[INPUT RECORDS]
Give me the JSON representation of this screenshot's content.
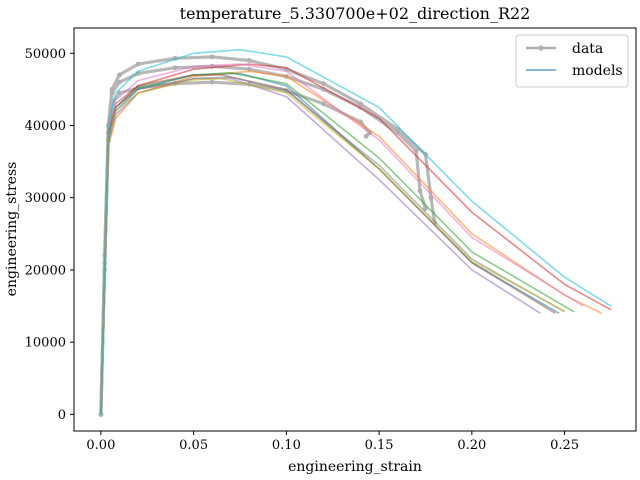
{
  "chart_data": {
    "type": "line",
    "title": "temperature_5.330700e+02_direction_R22",
    "xlabel": "engineering_strain",
    "ylabel": "engineering_stress",
    "xlim": [
      -0.0145,
      0.2885
    ],
    "ylim": [
      -2300,
      53500
    ],
    "xticks": [
      0.0,
      0.05,
      0.1,
      0.15,
      0.2,
      0.25
    ],
    "xtick_labels": [
      "0.00",
      "0.05",
      "0.10",
      "0.15",
      "0.20",
      "0.25"
    ],
    "yticks": [
      0,
      10000,
      20000,
      30000,
      40000,
      50000
    ],
    "ytick_labels": [
      "0",
      "10000",
      "20000",
      "30000",
      "40000",
      "50000"
    ],
    "grid": false,
    "legend": {
      "position": "top-right",
      "entries": [
        {
          "label": "data",
          "color": "#b0b0b0",
          "marker": "circle"
        },
        {
          "label": "models",
          "color": "#1f77b4",
          "marker": "none"
        }
      ]
    },
    "data_series": [
      {
        "color": "#b0b0b0",
        "x": [
          0.0,
          0.002,
          0.004,
          0.006,
          0.01,
          0.02,
          0.04,
          0.06,
          0.08,
          0.1,
          0.12,
          0.14,
          0.145,
          0.143
        ],
        "y": [
          0,
          20000,
          38000,
          43000,
          44500,
          45200,
          45800,
          46000,
          45700,
          44800,
          43000,
          40500,
          39000,
          38500
        ]
      },
      {
        "color": "#b0b0b0",
        "x": [
          0.0,
          0.002,
          0.004,
          0.006,
          0.01,
          0.02,
          0.04,
          0.06,
          0.08,
          0.1,
          0.12,
          0.14,
          0.16,
          0.175,
          0.178,
          0.18
        ],
        "y": [
          0,
          22000,
          40000,
          45000,
          47000,
          48500,
          49300,
          49500,
          49000,
          47800,
          45800,
          43000,
          39500,
          36000,
          30000,
          26500
        ]
      },
      {
        "color": "#b0b0b0",
        "x": [
          0.0,
          0.002,
          0.004,
          0.006,
          0.01,
          0.02,
          0.04,
          0.06,
          0.08,
          0.1,
          0.12,
          0.14,
          0.16,
          0.17,
          0.172,
          0.175
        ],
        "y": [
          0,
          21000,
          39000,
          44500,
          46000,
          47200,
          48000,
          48200,
          47800,
          46800,
          45000,
          42500,
          39000,
          36500,
          31000,
          28500
        ]
      }
    ],
    "models": [
      {
        "color": "#1f77b4",
        "x": [
          0.0,
          0.004,
          0.008,
          0.02,
          0.05,
          0.075,
          0.1,
          0.15,
          0.2,
          0.247
        ],
        "y": [
          0,
          38000,
          42000,
          45000,
          47000,
          47200,
          45500,
          34000,
          21000,
          14000
        ]
      },
      {
        "color": "#ff7f0e",
        "x": [
          0.0,
          0.004,
          0.008,
          0.02,
          0.05,
          0.08,
          0.1,
          0.15,
          0.2,
          0.25,
          0.27
        ],
        "y": [
          0,
          37000,
          41000,
          44500,
          46800,
          47500,
          46800,
          38500,
          25000,
          16500,
          14000
        ]
      },
      {
        "color": "#2ca02c",
        "x": [
          0.0,
          0.004,
          0.008,
          0.02,
          0.05,
          0.07,
          0.1,
          0.15,
          0.2,
          0.255
        ],
        "y": [
          0,
          38500,
          42500,
          45200,
          47000,
          47300,
          45800,
          35500,
          22500,
          14200
        ]
      },
      {
        "color": "#d62728",
        "x": [
          0.0,
          0.004,
          0.008,
          0.02,
          0.05,
          0.08,
          0.1,
          0.15,
          0.2,
          0.25,
          0.275
        ],
        "y": [
          0,
          38000,
          42500,
          45500,
          47800,
          48500,
          48000,
          41000,
          28000,
          18000,
          14500
        ]
      },
      {
        "color": "#9467bd",
        "x": [
          0.0,
          0.004,
          0.008,
          0.02,
          0.05,
          0.07,
          0.1,
          0.15,
          0.2,
          0.237
        ],
        "y": [
          0,
          37500,
          41500,
          44500,
          46500,
          46500,
          44000,
          32500,
          20000,
          14000
        ]
      },
      {
        "color": "#8c564b",
        "x": [
          0.0,
          0.004,
          0.008,
          0.02,
          0.05,
          0.065,
          0.1,
          0.15,
          0.2,
          0.245
        ],
        "y": [
          0,
          39000,
          43000,
          45500,
          47000,
          47000,
          45000,
          34000,
          21000,
          14000
        ]
      },
      {
        "color": "#e377c2",
        "x": [
          0.0,
          0.004,
          0.008,
          0.02,
          0.05,
          0.075,
          0.1,
          0.15,
          0.2,
          0.26
        ],
        "y": [
          0,
          39500,
          43500,
          46200,
          48200,
          48500,
          47500,
          38000,
          24500,
          15000
        ]
      },
      {
        "color": "#7f7f7f",
        "x": [
          0.0,
          0.004,
          0.008,
          0.02,
          0.05,
          0.07,
          0.1,
          0.15,
          0.2,
          0.25
        ],
        "y": [
          0,
          38500,
          42500,
          45000,
          46500,
          46700,
          44800,
          34500,
          21500,
          14200
        ]
      },
      {
        "color": "#bcbd22",
        "x": [
          0.0,
          0.004,
          0.008,
          0.02,
          0.05,
          0.065,
          0.1,
          0.15,
          0.2,
          0.25
        ],
        "y": [
          0,
          38000,
          42000,
          44500,
          46300,
          46500,
          44500,
          34000,
          21200,
          14300
        ]
      },
      {
        "color": "#17becf",
        "x": [
          0.0,
          0.004,
          0.008,
          0.02,
          0.05,
          0.075,
          0.1,
          0.15,
          0.2,
          0.25,
          0.275
        ],
        "y": [
          0,
          40000,
          44500,
          47500,
          50000,
          50500,
          49500,
          42500,
          29500,
          19000,
          15000
        ]
      }
    ]
  }
}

[SHORT TASK]
Copy every record above exactly, leaving out the pictures.

[WRITTEN ANSWER]
Give me the JSON representation of this screenshot's content.
{
  "chart_data": {
    "type": "line",
    "title": "temperature_5.330700e+02_direction_R22",
    "xlabel": "engineering_strain",
    "ylabel": "engineering_stress",
    "xlim": [
      -0.0145,
      0.2885
    ],
    "ylim": [
      -2300,
      53500
    ],
    "xticks": [
      0.0,
      0.05,
      0.1,
      0.15,
      0.2,
      0.25
    ],
    "xtick_labels": [
      "0.00",
      "0.05",
      "0.10",
      "0.15",
      "0.20",
      "0.25"
    ],
    "yticks": [
      0,
      10000,
      20000,
      30000,
      40000,
      50000
    ],
    "ytick_labels": [
      "0",
      "10000",
      "20000",
      "30000",
      "40000",
      "50000"
    ],
    "grid": false,
    "legend": {
      "position": "top-right",
      "entries": [
        {
          "label": "data",
          "color": "#b0b0b0",
          "marker": "circle"
        },
        {
          "label": "models",
          "color": "#1f77b4",
          "marker": "none"
        }
      ]
    },
    "data_series": [
      {
        "color": "#b0b0b0",
        "x": [
          0.0,
          0.002,
          0.004,
          0.006,
          0.01,
          0.02,
          0.04,
          0.06,
          0.08,
          0.1,
          0.12,
          0.14,
          0.145,
          0.143
        ],
        "y": [
          0,
          20000,
          38000,
          43000,
          44500,
          45200,
          45800,
          46000,
          45700,
          44800,
          43000,
          40500,
          39000,
          38500
        ]
      },
      {
        "color": "#b0b0b0",
        "x": [
          0.0,
          0.002,
          0.004,
          0.006,
          0.01,
          0.02,
          0.04,
          0.06,
          0.08,
          0.1,
          0.12,
          0.14,
          0.16,
          0.175,
          0.178,
          0.18
        ],
        "y": [
          0,
          22000,
          40000,
          45000,
          47000,
          48500,
          49300,
          49500,
          49000,
          47800,
          45800,
          43000,
          39500,
          36000,
          30000,
          26500
        ]
      },
      {
        "color": "#b0b0b0",
        "x": [
          0.0,
          0.002,
          0.004,
          0.006,
          0.01,
          0.02,
          0.04,
          0.06,
          0.08,
          0.1,
          0.12,
          0.14,
          0.16,
          0.17,
          0.172,
          0.175
        ],
        "y": [
          0,
          21000,
          39000,
          44500,
          46000,
          47200,
          48000,
          48200,
          47800,
          46800,
          45000,
          42500,
          39000,
          36500,
          31000,
          28500
        ]
      }
    ],
    "models": [
      {
        "color": "#1f77b4",
        "x": [
          0.0,
          0.004,
          0.008,
          0.02,
          0.05,
          0.075,
          0.1,
          0.15,
          0.2,
          0.247
        ],
        "y": [
          0,
          38000,
          42000,
          45000,
          47000,
          47200,
          45500,
          34000,
          21000,
          14000
        ]
      },
      {
        "color": "#ff7f0e",
        "x": [
          0.0,
          0.004,
          0.008,
          0.02,
          0.05,
          0.08,
          0.1,
          0.15,
          0.2,
          0.25,
          0.27
        ],
        "y": [
          0,
          37000,
          41000,
          44500,
          46800,
          47500,
          46800,
          38500,
          25000,
          16500,
          14000
        ]
      },
      {
        "color": "#2ca02c",
        "x": [
          0.0,
          0.004,
          0.008,
          0.02,
          0.05,
          0.07,
          0.1,
          0.15,
          0.2,
          0.255
        ],
        "y": [
          0,
          38500,
          42500,
          45200,
          47000,
          47300,
          45800,
          35500,
          22500,
          14200
        ]
      },
      {
        "color": "#d62728",
        "x": [
          0.0,
          0.004,
          0.008,
          0.02,
          0.05,
          0.08,
          0.1,
          0.15,
          0.2,
          0.25,
          0.275
        ],
        "y": [
          0,
          38000,
          42500,
          45500,
          47800,
          48500,
          48000,
          41000,
          28000,
          18000,
          14500
        ]
      },
      {
        "color": "#9467bd",
        "x": [
          0.0,
          0.004,
          0.008,
          0.02,
          0.05,
          0.07,
          0.1,
          0.15,
          0.2,
          0.237
        ],
        "y": [
          0,
          37500,
          41500,
          44500,
          46500,
          46500,
          44000,
          32500,
          20000,
          14000
        ]
      },
      {
        "color": "#8c564b",
        "x": [
          0.0,
          0.004,
          0.008,
          0.02,
          0.05,
          0.065,
          0.1,
          0.15,
          0.2,
          0.245
        ],
        "y": [
          0,
          39000,
          43000,
          45500,
          47000,
          47000,
          45000,
          34000,
          21000,
          14000
        ]
      },
      {
        "color": "#e377c2",
        "x": [
          0.0,
          0.004,
          0.008,
          0.02,
          0.05,
          0.075,
          0.1,
          0.15,
          0.2,
          0.26
        ],
        "y": [
          0,
          39500,
          43500,
          46200,
          48200,
          48500,
          47500,
          38000,
          24500,
          15000
        ]
      },
      {
        "color": "#7f7f7f",
        "x": [
          0.0,
          0.004,
          0.008,
          0.02,
          0.05,
          0.07,
          0.1,
          0.15,
          0.2,
          0.25
        ],
        "y": [
          0,
          38500,
          42500,
          45000,
          46500,
          46700,
          44800,
          34500,
          21500,
          14200
        ]
      },
      {
        "color": "#bcbd22",
        "x": [
          0.0,
          0.004,
          0.008,
          0.02,
          0.05,
          0.065,
          0.1,
          0.15,
          0.2,
          0.25
        ],
        "y": [
          0,
          38000,
          42000,
          44500,
          46300,
          46500,
          44500,
          34000,
          21200,
          14300
        ]
      },
      {
        "color": "#17becf",
        "x": [
          0.0,
          0.004,
          0.008,
          0.02,
          0.05,
          0.075,
          0.1,
          0.15,
          0.2,
          0.25,
          0.275
        ],
        "y": [
          0,
          40000,
          44500,
          47500,
          50000,
          50500,
          49500,
          42500,
          29500,
          19000,
          15000
        ]
      }
    ]
  }
}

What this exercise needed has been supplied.